What lines of the data include the string "image"? Copy them all.

(Lines of data)

** BEGIN **

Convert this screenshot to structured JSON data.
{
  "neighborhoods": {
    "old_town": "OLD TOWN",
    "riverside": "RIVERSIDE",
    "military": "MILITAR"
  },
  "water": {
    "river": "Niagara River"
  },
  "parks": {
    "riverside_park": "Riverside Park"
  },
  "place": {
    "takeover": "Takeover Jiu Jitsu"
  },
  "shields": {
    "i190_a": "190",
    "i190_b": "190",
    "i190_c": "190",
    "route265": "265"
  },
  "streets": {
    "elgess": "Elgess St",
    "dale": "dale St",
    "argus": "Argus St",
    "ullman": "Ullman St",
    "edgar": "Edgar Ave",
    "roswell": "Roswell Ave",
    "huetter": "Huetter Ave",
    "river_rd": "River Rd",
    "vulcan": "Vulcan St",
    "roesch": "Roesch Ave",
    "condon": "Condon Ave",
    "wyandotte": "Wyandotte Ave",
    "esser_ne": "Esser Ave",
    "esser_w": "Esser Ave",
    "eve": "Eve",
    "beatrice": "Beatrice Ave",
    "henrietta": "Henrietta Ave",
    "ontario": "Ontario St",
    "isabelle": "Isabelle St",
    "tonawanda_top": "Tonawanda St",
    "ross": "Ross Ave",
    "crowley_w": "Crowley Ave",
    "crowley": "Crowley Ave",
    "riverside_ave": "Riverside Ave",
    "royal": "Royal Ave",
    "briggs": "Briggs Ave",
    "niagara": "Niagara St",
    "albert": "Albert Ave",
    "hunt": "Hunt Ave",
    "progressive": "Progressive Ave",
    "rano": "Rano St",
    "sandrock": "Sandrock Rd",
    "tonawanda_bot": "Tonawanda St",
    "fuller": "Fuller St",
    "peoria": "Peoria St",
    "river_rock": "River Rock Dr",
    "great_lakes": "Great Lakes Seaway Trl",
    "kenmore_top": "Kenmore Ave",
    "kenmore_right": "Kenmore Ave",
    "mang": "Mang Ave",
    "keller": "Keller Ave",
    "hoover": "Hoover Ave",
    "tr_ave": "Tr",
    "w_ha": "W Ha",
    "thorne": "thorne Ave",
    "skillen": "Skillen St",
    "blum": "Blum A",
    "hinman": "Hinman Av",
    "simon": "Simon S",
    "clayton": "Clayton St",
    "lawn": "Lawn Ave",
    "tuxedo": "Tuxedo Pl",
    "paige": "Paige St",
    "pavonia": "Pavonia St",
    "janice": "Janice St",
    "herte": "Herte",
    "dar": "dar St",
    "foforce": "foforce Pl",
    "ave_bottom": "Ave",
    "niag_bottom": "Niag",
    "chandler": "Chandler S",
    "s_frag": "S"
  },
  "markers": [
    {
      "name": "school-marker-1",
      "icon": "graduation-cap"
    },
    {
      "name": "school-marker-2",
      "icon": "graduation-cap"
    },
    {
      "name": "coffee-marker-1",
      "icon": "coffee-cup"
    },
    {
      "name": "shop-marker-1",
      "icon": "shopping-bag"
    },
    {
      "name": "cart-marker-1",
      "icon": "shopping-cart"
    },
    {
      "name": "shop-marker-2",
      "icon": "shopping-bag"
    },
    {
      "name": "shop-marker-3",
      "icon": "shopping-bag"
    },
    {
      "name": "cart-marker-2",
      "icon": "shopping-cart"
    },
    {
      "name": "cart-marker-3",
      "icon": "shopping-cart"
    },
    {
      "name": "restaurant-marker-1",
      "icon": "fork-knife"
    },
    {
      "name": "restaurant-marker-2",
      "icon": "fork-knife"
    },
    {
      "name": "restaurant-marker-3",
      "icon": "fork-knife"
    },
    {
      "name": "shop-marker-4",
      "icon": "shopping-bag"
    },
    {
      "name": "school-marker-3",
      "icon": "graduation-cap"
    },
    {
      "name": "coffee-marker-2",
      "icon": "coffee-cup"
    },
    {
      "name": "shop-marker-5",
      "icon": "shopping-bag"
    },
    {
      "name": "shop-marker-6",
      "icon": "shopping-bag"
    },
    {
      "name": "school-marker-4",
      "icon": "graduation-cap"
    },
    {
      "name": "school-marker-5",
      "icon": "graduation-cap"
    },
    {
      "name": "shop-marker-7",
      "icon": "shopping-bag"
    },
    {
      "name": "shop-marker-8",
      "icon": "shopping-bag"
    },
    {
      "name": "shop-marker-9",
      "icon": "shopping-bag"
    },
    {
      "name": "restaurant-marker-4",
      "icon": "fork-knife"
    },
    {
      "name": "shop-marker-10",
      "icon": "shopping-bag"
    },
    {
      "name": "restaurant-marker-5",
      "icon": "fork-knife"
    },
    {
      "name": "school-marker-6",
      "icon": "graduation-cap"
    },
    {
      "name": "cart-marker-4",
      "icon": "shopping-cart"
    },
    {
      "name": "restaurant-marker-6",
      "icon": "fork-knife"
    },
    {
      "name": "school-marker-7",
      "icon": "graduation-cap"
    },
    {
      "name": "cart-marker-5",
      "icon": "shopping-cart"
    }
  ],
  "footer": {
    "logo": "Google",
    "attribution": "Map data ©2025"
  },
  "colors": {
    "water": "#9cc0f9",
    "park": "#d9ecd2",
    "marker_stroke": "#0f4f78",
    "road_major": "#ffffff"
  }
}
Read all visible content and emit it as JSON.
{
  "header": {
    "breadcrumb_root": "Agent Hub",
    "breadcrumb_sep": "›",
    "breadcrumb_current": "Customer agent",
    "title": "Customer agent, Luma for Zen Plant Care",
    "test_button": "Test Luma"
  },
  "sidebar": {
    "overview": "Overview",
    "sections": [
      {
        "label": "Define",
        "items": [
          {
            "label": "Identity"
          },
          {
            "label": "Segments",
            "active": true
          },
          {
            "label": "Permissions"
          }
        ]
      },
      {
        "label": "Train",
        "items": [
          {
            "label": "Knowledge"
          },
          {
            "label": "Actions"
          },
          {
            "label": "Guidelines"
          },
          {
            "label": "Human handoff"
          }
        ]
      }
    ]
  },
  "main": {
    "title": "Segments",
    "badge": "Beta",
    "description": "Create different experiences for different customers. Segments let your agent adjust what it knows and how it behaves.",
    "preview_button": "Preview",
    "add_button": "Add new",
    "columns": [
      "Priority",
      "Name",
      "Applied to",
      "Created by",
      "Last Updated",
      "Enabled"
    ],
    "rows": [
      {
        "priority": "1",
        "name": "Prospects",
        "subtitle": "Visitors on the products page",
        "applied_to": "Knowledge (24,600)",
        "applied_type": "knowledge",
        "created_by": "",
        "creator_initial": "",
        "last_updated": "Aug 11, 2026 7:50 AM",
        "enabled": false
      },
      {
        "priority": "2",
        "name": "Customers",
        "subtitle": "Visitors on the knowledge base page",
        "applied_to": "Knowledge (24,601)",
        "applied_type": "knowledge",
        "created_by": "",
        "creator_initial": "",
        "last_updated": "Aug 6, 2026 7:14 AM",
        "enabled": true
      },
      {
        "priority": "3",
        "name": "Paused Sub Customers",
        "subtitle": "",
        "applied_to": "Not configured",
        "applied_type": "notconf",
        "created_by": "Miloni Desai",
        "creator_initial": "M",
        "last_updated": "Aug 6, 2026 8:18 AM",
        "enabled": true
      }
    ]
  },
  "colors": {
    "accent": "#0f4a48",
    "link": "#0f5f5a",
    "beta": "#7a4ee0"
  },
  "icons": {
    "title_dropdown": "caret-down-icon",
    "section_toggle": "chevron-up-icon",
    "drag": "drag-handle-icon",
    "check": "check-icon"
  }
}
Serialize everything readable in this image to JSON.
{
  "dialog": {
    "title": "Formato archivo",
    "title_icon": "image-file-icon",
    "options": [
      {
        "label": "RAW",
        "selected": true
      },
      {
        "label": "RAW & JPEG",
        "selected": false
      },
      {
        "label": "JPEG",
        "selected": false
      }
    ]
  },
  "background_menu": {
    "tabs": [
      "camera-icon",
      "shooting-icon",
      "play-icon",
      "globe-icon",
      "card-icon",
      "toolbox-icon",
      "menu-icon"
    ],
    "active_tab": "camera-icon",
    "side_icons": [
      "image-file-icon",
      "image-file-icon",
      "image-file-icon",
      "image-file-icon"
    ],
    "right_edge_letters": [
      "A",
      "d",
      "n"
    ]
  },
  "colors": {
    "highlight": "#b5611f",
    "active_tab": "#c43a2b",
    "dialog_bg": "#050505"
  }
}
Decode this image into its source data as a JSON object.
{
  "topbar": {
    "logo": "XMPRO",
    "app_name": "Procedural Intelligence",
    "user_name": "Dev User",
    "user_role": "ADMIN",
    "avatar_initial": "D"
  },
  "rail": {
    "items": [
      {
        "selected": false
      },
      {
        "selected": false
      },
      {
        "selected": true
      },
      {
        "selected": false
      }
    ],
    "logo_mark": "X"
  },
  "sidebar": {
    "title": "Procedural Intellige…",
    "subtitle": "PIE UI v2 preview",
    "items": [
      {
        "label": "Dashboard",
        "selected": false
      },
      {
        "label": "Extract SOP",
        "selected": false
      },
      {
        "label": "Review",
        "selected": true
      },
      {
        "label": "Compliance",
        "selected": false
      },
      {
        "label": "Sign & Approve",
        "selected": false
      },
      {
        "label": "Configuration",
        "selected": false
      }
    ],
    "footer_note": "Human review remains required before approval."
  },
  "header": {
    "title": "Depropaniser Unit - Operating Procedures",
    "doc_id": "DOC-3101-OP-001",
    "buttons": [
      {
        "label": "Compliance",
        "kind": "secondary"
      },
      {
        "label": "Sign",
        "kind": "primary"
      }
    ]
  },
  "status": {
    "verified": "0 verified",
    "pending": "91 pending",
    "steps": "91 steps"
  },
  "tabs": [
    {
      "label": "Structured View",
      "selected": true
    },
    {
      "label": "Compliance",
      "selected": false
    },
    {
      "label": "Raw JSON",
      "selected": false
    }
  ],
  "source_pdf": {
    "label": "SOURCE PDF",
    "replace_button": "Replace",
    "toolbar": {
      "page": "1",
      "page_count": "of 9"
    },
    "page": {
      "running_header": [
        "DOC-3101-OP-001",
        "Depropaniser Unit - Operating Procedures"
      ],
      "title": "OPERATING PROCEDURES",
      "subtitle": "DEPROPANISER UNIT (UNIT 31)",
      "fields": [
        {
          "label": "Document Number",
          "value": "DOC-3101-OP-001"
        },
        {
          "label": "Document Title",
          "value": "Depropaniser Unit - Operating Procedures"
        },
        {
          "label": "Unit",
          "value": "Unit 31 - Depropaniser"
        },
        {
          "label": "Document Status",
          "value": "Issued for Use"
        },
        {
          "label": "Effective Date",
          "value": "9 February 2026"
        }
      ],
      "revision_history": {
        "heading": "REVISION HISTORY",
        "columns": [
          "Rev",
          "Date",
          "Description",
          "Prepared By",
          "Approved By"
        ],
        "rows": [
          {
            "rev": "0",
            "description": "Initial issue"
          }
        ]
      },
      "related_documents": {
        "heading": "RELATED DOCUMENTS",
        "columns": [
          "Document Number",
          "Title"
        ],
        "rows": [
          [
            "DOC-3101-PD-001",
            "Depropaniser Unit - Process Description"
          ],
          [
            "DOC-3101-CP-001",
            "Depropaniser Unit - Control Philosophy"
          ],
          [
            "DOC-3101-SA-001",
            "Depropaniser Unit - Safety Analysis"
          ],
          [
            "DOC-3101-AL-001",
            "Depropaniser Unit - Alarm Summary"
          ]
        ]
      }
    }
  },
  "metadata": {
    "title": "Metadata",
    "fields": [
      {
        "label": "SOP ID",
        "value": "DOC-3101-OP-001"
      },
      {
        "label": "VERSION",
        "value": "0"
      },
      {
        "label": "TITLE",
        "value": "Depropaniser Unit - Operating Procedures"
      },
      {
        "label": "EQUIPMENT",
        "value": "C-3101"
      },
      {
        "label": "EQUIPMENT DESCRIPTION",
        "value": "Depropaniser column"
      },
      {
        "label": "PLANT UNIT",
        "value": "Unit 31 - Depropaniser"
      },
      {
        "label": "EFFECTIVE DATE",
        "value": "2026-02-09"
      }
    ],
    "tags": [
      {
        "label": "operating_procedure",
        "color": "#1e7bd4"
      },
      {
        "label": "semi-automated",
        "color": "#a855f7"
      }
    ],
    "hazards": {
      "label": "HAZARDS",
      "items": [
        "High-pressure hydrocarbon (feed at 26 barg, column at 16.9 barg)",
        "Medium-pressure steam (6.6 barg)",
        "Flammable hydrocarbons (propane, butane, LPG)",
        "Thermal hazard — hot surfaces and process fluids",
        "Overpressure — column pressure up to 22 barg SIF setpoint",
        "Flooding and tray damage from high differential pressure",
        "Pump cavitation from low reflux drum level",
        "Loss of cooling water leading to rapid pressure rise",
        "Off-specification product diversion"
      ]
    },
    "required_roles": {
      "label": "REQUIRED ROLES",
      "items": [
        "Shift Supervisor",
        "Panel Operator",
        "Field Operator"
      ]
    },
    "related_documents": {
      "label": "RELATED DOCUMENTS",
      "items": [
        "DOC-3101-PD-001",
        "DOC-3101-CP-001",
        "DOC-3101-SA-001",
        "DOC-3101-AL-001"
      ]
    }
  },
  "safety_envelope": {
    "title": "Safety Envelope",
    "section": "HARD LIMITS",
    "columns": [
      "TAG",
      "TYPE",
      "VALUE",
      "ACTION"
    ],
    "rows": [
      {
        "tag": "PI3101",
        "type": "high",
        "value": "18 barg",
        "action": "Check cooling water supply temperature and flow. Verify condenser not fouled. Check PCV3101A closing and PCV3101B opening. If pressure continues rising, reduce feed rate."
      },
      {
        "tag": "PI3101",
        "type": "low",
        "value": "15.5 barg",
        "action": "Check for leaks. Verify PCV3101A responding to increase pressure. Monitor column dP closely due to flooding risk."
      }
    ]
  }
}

** END **

**OUTPUT OF THE EXERCISE:**
Serialize everything readable in this image to JSON.
    "title_icon": "image-file-icon",
      "image-file-icon",
      "image-file-icon",
      "image-file-icon",
      "image-file-icon"
Decode this image into its source data as a JSON object.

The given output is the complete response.